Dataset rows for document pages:

----

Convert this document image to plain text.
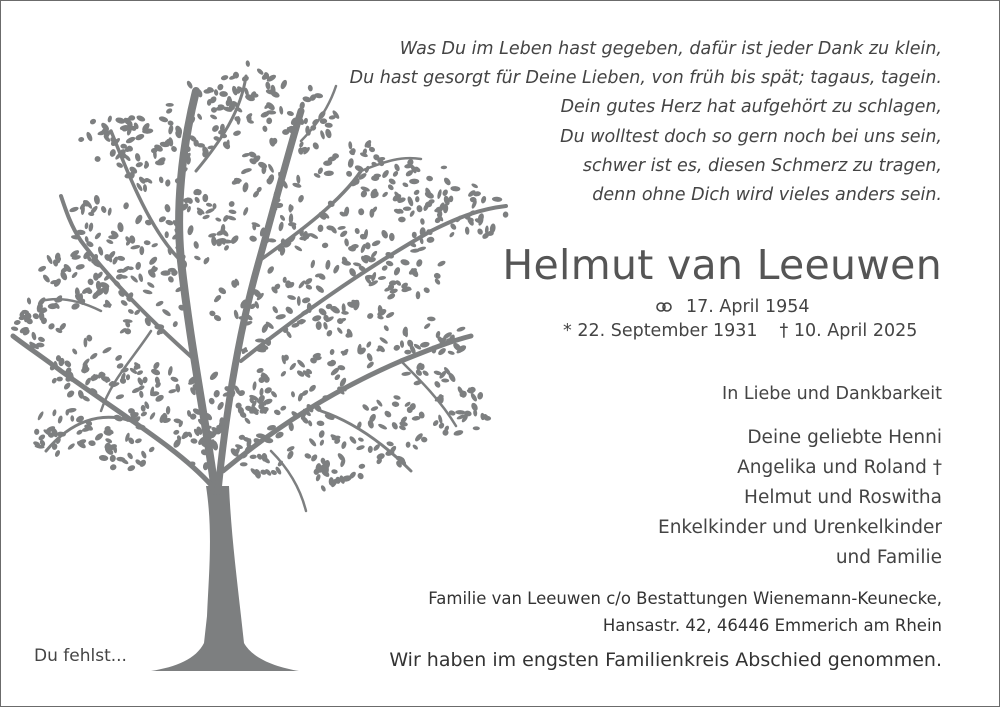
Was Du im Leben hast gegeben, dafür ist jeder Dank zu klein,
Du hast gesorgt für Deine Lieben, von früh bis spät; tagaus, tagein.
Dein gutes Herz hat aufgehört zu schlagen,
Du wolltest doch so gern noch bei uns sein,
schwer ist es, diesen Schmerz zu tragen,
denn ohne Dich wird vieles anders sein.
Helmut van Leeuwen
17. April 1954
* 22. September 1931 † 10. April 2025
In Liebe und Dankbarkeit
Deine geliebte Henni
Angelika und Roland †
Helmut und Roswitha
Enkelkinder und Urenkelkinder
und Familie
Familie van Leeuwen c/o Bestattungen Wienemann-Keunecke,
Hansastr. 42, 46446 Emmerich am Rhein
Wir haben im engsten Familienkreis Abschied genommen.
Du fehlst...
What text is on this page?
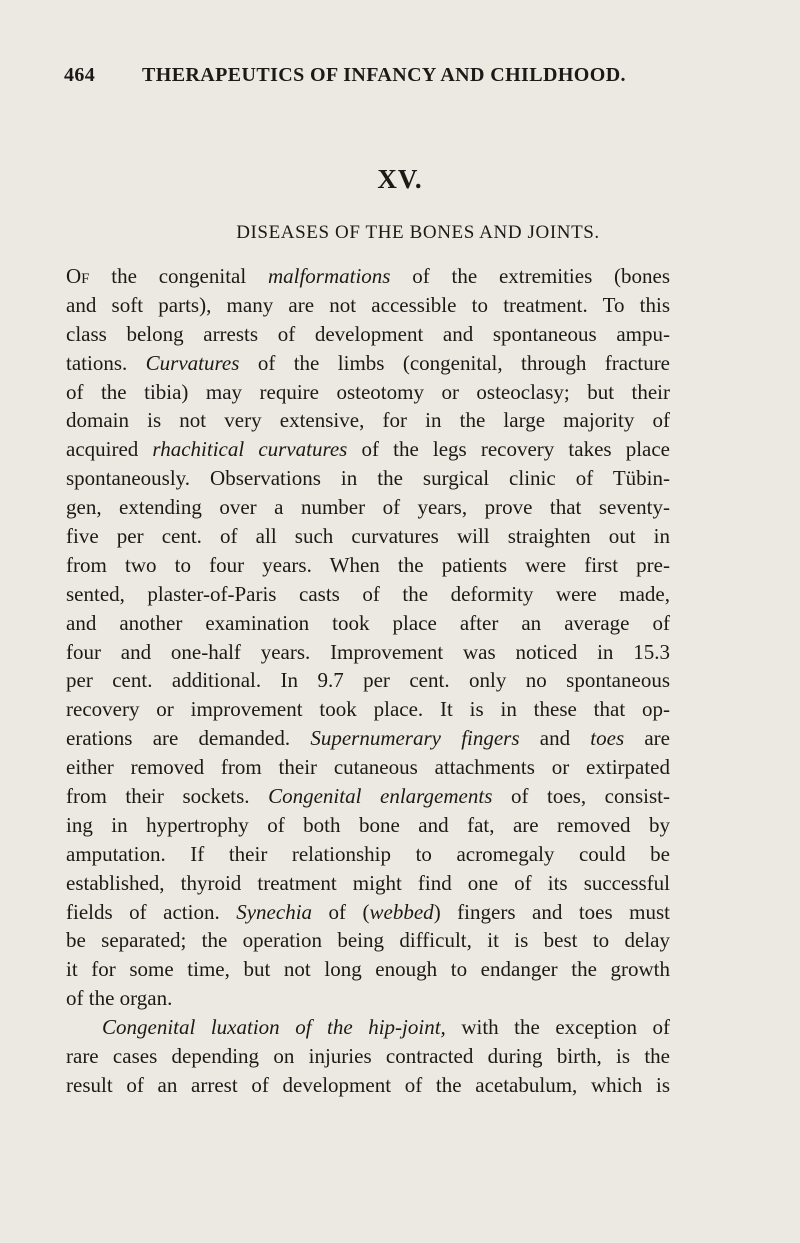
464 THERAPEUTICS OF INFANCY AND CHILDHOOD.
XV.
DISEASES OF THE BONES AND JOINTS.
Of the congenital malformations of the extremities (bones
and soft parts), many are not accessible to treatment. To this
class belong arrests of development and spontaneous ampu-
tations. Curvatures of the limbs (congenital, through fracture
of the tibia) may require osteotomy or osteoclasy; but their
domain is not very extensive, for in the large majority of
acquired rhachitical curvatures of the legs recovery takes place
spontaneously. Observations in the surgical clinic of Tübin-
gen, extending over a number of years, prove that seventy-
five per cent. of all such curvatures will straighten out in
from two to four years. When the patients were first pre-
sented, plaster-of-Paris casts of the deformity were made,
and another examination took place after an average of
four and one-half years. Improvement was noticed in 15.3
per cent. additional. In 9.7 per cent. only no spontaneous
recovery or improvement took place. It is in these that op-
erations are demanded. Supernumerary fingers and toes are
either removed from their cutaneous attachments or extirpated
from their sockets. Congenital enlargements of toes, consist-
ing in hypertrophy of both bone and fat, are removed by
amputation. If their relationship to acromegaly could be
established, thyroid treatment might find one of its successful
fields of action. Synechia of (webbed) fingers and toes must
be separated; the operation being difficult, it is best to delay
it for some time, but not long enough to endanger the growth
of the organ.
Congenital luxation of the hip-joint, with the exception of
rare cases depending on injuries contracted during birth, is the
result of an arrest of development of the acetabulum, which is
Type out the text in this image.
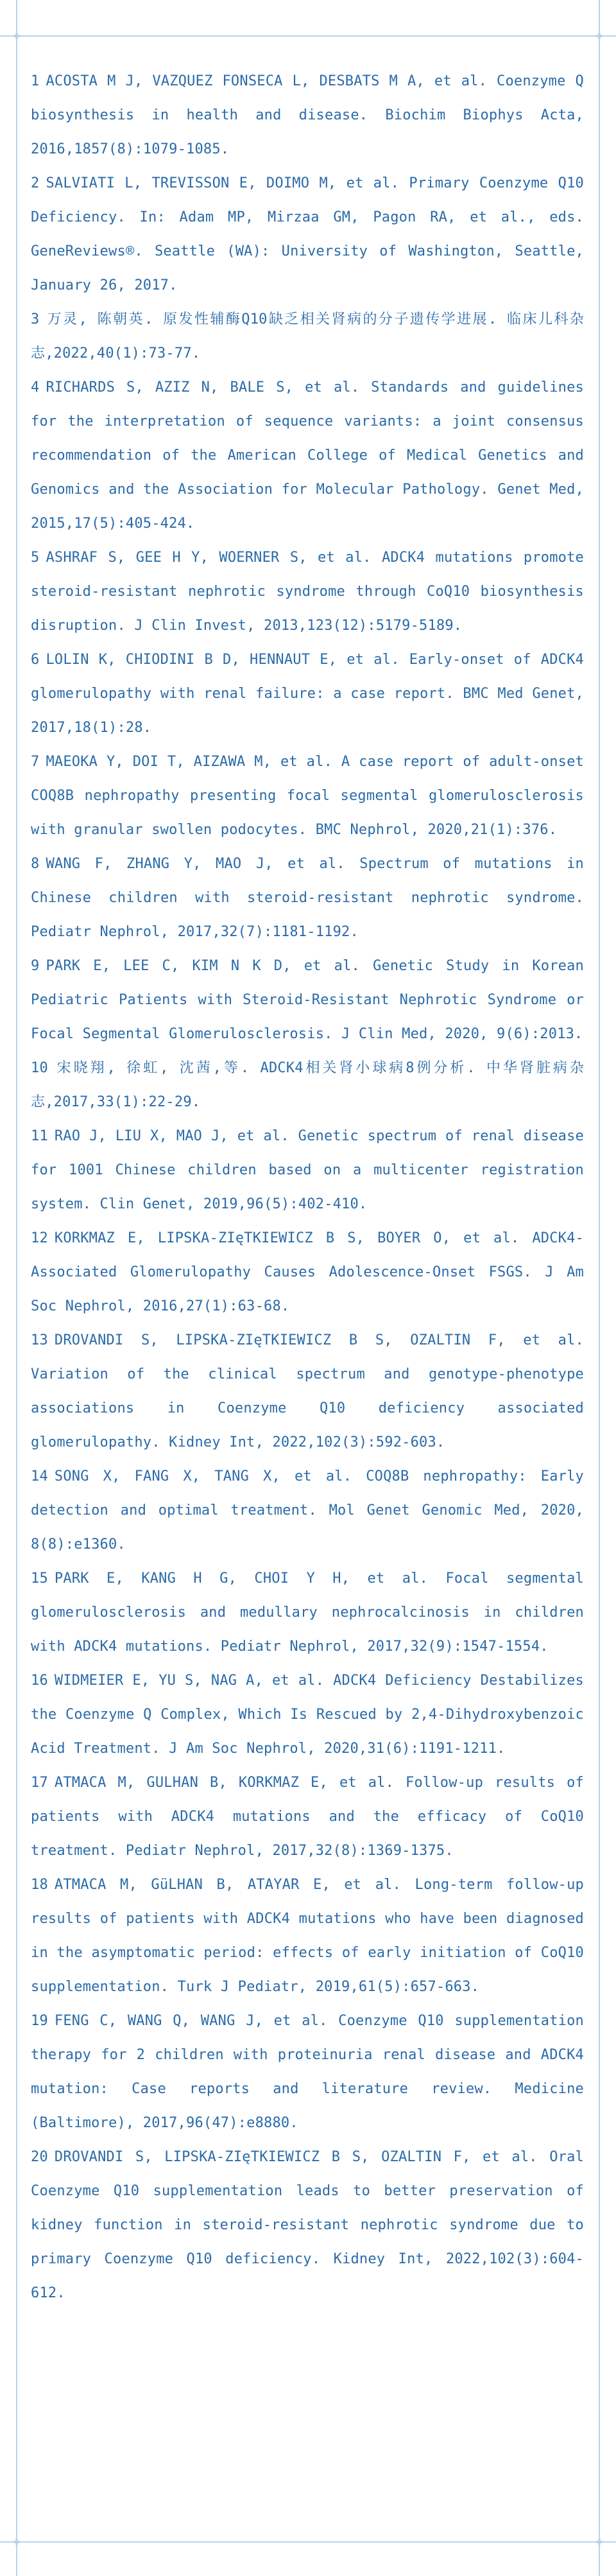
1 ACOSTA M J, VAZQUEZ FONSECA L, DESBATS M A, et al. Coenzyme Q biosynthesis in health and disease. Biochim Biophys Acta, 2016,1857(8):1079-1085.

2 SALVIATI L, TREVISSON E, DOIMO M, et al. Primary Coenzyme Q10 Deficiency. In: Adam MP, Mirzaa GM, Pagon RA, et al., eds. GeneReviews®. Seattle (WA): University of Washington, Seattle, January 26, 2017.

3 万灵, 陈朝英. 原发性辅酶Q10缺乏相关肾病的分子遗传学进展. 临床儿科杂志,2022,40(1):73-77.

4 RICHARDS S, AZIZ N, BALE S, et al. Standards and guidelines for the interpretation of sequence variants: a joint consensus recommendation of the American College of Medical Genetics and Genomics and the Association for Molecular Pathology. Genet Med, 2015,17(5):405-424.

5 ASHRAF S, GEE H Y, WOERNER S, et al. ADCK4 mutations promote steroid-resistant nephrotic syndrome through CoQ10 biosynthesis disruption. J Clin Invest, 2013,123(12):5179-5189.

6 LOLIN K, CHIODINI B D, HENNAUT E, et al. Early-onset of ADCK4 glomerulopathy with renal failure: a case report. BMC Med Genet, 2017,18(1):28.

7 MAEOKA Y, DOI T, AIZAWA M, et al. A case report of adult-onset COQ8B nephropathy presenting focal segmental glomerulosclerosis with granular swollen podocytes. BMC Nephrol, 2020,21(1):376.

8 WANG F, ZHANG Y, MAO J, et al. Spectrum of mutations in Chinese children with steroid-resistant nephrotic syndrome. Pediatr Nephrol, 2017,32(7):1181-1192.

9 PARK E, LEE C, KIM N K D, et al. Genetic Study in Korean Pediatric Patients with Steroid-Resistant Nephrotic Syndrome or Focal Segmental Glomerulosclerosis. J Clin Med, 2020, 9(6):2013.

10 宋晓翔, 徐虹, 沈茜,等. ADCK4相关肾小球病8例分析. 中华肾脏病杂志,2017,33(1):22-29.

11 RAO J, LIU X, MAO J, et al. Genetic spectrum of renal disease for 1001 Chinese children based on a multicenter registration system. Clin Genet, 2019,96(5):402-410.

12 KORKMAZ E, LIPSKA-ZIęTKIEWICZ B S, BOYER O, et al. ADCK4-Associated Glomerulopathy Causes Adolescence-Onset FSGS. J Am Soc Nephrol, 2016,27(1):63-68.

13 DROVANDI S, LIPSKA-ZIęTKIEWICZ B S, OZALTIN F, et al. Variation of the clinical spectrum and genotype-phenotype associations in Coenzyme Q10 deficiency associated glomerulopathy. Kidney Int, 2022,102(3):592-603.

14 SONG X, FANG X, TANG X, et al. COQ8B nephropathy: Early detection and optimal treatment. Mol Genet Genomic Med, 2020, 8(8):e1360.

15 PARK E, KANG H G, CHOI Y H, et al. Focal segmental glomerulosclerosis and medullary nephrocalcinosis in children with ADCK4 mutations. Pediatr Nephrol, 2017,32(9):1547-1554.

16 WIDMEIER E, YU S, NAG A, et al. ADCK4 Deficiency Destabilizes the Coenzyme Q Complex, Which Is Rescued by 2,4-Dihydroxybenzoic Acid Treatment. J Am Soc Nephrol, 2020,31(6):1191-1211.

17 ATMACA M, GULHAN B, KORKMAZ E, et al. Follow-up results of patients with ADCK4 mutations and the efficacy of CoQ10 treatment. Pediatr Nephrol, 2017,32(8):1369-1375.

18 ATMACA M, GüLHAN B, ATAYAR E, et al. Long-term follow-up results of patients with ADCK4 mutations who have been diagnosed in the asymptomatic period: effects of early initiation of CoQ10 supplementation. Turk J Pediatr, 2019,61(5):657-663.

19 FENG C, WANG Q, WANG J, et al. Coenzyme Q10 supplementation therapy for 2 children with proteinuria renal disease and ADCK4 mutation: Case reports and literature review. Medicine (Baltimore), 2017,96(47):e8880.

20 DROVANDI S, LIPSKA-ZIęTKIEWICZ B S, OZALTIN F, et al. Oral Coenzyme Q10 supplementation leads to better preservation of kidney function in steroid-resistant nephrotic syndrome due to primary Coenzyme Q10 deficiency. Kidney Int, 2022,102(3):604-612.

----

Could you write out the records exactly while omitting every picture?

## Solution for this exercise
Convert this document image to plain text.
Was Du im Leben hast gegeben, dafür ist jeder Dank zu klein,
Du hast gesorgt für Deine Lieben, von früh bis spät; tagaus, tagein.
Dein gutes Herz hat aufgehört zu schlagen,
Du wolltest doch so gern noch bei uns sein,
schwer ist es, diesen Schmerz zu tragen,
denn ohne Dich wird vieles anders sein.
Helmut van Leeuwen
17. April 1954
* 22. September 1931 † 10. April 2025
In Liebe und Dankbarkeit
Deine geliebte Henni
Angelika und Roland †
Helmut und Roswitha
Enkelkinder und Urenkelkinder
und Familie
Familie van Leeuwen c/o Bestattungen Wienemann-Keunecke,
Hansastr. 42, 46446 Emmerich am Rhein
Wir haben im engsten Familienkreis Abschied genommen.
Du fehlst...
What text is on this page?
464 THERAPEUTICS OF INFANCY AND CHILDHOOD.
XV.
DISEASES OF THE BONES AND JOINTS.
Of the congenital malformations of the extremities (bones
and soft parts), many are not accessible to treatment. To this
class belong arrests of development and spontaneous ampu-
tations. Curvatures of the limbs (congenital, through fracture
of the tibia) may require osteotomy or osteoclasy; but their
domain is not very extensive, for in the large majority of
acquired rhachitical curvatures of the legs recovery takes place
spontaneously. Observations in the surgical clinic of Tübin-
gen, extending over a number of years, prove that seventy-
five per cent. of all such curvatures will straighten out in
from two to four years. When the patients were first pre-
sented, plaster-of-Paris casts of the deformity were made,
and another examination took place after an average of
four and one-half years. Improvement was noticed in 15.3
per cent. additional. In 9.7 per cent. only no spontaneous
recovery or improvement took place. It is in these that op-
erations are demanded. Supernumerary fingers and toes are
either removed from their cutaneous attachments or extirpated
from their sockets. Congenital enlargements of toes, consist-
ing in hypertrophy of both bone and fat, are removed by
amputation. If their relationship to acromegaly could be
established, thyroid treatment might find one of its successful
fields of action. Synechia of (webbed) fingers and toes must
be separated; the operation being difficult, it is best to delay
it for some time, but not long enough to endanger the growth
of the organ.
Congenital luxation of the hip-joint, with the exception of
rare cases depending on injuries contracted during birth, is the
result of an arrest of development of the acetabulum, which is
Type out the text in this image.
1 ACOSTA M J, VAZQUEZ FONSECA L, DESBATS M A, et al. Coenzyme Q biosynthesis in health and disease. Biochim Biophys Acta, 2016,1857(8):1079-1085.

2 SALVIATI L, TREVISSON E, DOIMO M, et al. Primary Coenzyme Q10 Deficiency. In: Adam MP, Mirzaa GM, Pagon RA, et al., eds. GeneReviews®. Seattle (WA): University of Washington, Seattle, January 26, 2017.

3 万灵, 陈朝英. 原发性辅酶Q10缺乏相关肾病的分子遗传学进展. 临床儿科杂志,2022,40(1):73-77.

4 RICHARDS S, AZIZ N, BALE S, et al. Standards and guidelines for the interpretation of sequence variants: a joint consensus recommendation of the American College of Medical Genetics and Genomics and the Association for Molecular Pathology. Genet Med, 2015,17(5):405-424.

5 ASHRAF S, GEE H Y, WOERNER S, et al. ADCK4 mutations promote steroid-resistant nephrotic syndrome through CoQ10 biosynthesis disruption. J Clin Invest, 2013,123(12):5179-5189.

6 LOLIN K, CHIODINI B D, HENNAUT E, et al. Early-onset of ADCK4 glomerulopathy with renal failure: a case report. BMC Med Genet, 2017,18(1):28.

7 MAEOKA Y, DOI T, AIZAWA M, et al. A case report of adult-onset COQ8B nephropathy presenting focal segmental glomerulosclerosis with granular swollen podocytes. BMC Nephrol, 2020,21(1):376.

8 WANG F, ZHANG Y, MAO J, et al. Spectrum of mutations in Chinese children with steroid-resistant nephrotic syndrome. Pediatr Nephrol, 2017,32(7):1181-1192.

9 PARK E, LEE C, KIM N K D, et al. Genetic Study in Korean Pediatric Patients with Steroid-Resistant Nephrotic Syndrome or Focal Segmental Glomerulosclerosis. J Clin Med, 2020, 9(6):2013.

10 宋晓翔, 徐虹, 沈茜,等. ADCK4相关肾小球病8例分析. 中华肾脏病杂志,2017,33(1):22-29.

11 RAO J, LIU X, MAO J, et al. Genetic spectrum of renal disease for 1001 Chinese children based on a multicenter registration system. Clin Genet, 2019,96(5):402-410.

12 KORKMAZ E, LIPSKA-ZIęTKIEWICZ B S, BOYER O, et al. ADCK4-Associated Glomerulopathy Causes Adolescence-Onset FSGS. J Am Soc Nephrol, 2016,27(1):63-68.

13 DROVANDI S, LIPSKA-ZIęTKIEWICZ B S, OZALTIN F, et al. Variation of the clinical spectrum and genotype-phenotype associations in Coenzyme Q10 deficiency associated glomerulopathy. Kidney Int, 2022,102(3):592-603.

14 SONG X, FANG X, TANG X, et al. COQ8B nephropathy: Early detection and optimal treatment. Mol Genet Genomic Med, 2020, 8(8):e1360.

15 PARK E, KANG H G, CHOI Y H, et al. Focal segmental glomerulosclerosis and medullary nephrocalcinosis in children with ADCK4 mutations. Pediatr Nephrol, 2017,32(9):1547-1554.

16 WIDMEIER E, YU S, NAG A, et al. ADCK4 Deficiency Destabilizes the Coenzyme Q Complex, Which Is Rescued by 2,4-Dihydroxybenzoic Acid Treatment. J Am Soc Nephrol, 2020,31(6):1191-1211.

17 ATMACA M, GULHAN B, KORKMAZ E, et al. Follow-up results of patients with ADCK4 mutations and the efficacy of CoQ10 treatment. Pediatr Nephrol, 2017,32(8):1369-1375.

18 ATMACA M, GüLHAN B, ATAYAR E, et al. Long-term follow-up results of patients with ADCK4 mutations who have been diagnosed in the asymptomatic period: effects of early initiation of CoQ10 supplementation. Turk J Pediatr, 2019,61(5):657-663.

19 FENG C, WANG Q, WANG J, et al. Coenzyme Q10 supplementation therapy for 2 children with proteinuria renal disease and ADCK4 mutation: Case reports and literature review. Medicine (Baltimore), 2017,96(47):e8880.

20 DROVANDI S, LIPSKA-ZIęTKIEWICZ B S, OZALTIN F, et al. Oral Coenzyme Q10 supplementation leads to better preservation of kidney function in steroid-resistant nephrotic syndrome due to primary Coenzyme Q10 deficiency. Kidney Int, 2022,102(3):604-612.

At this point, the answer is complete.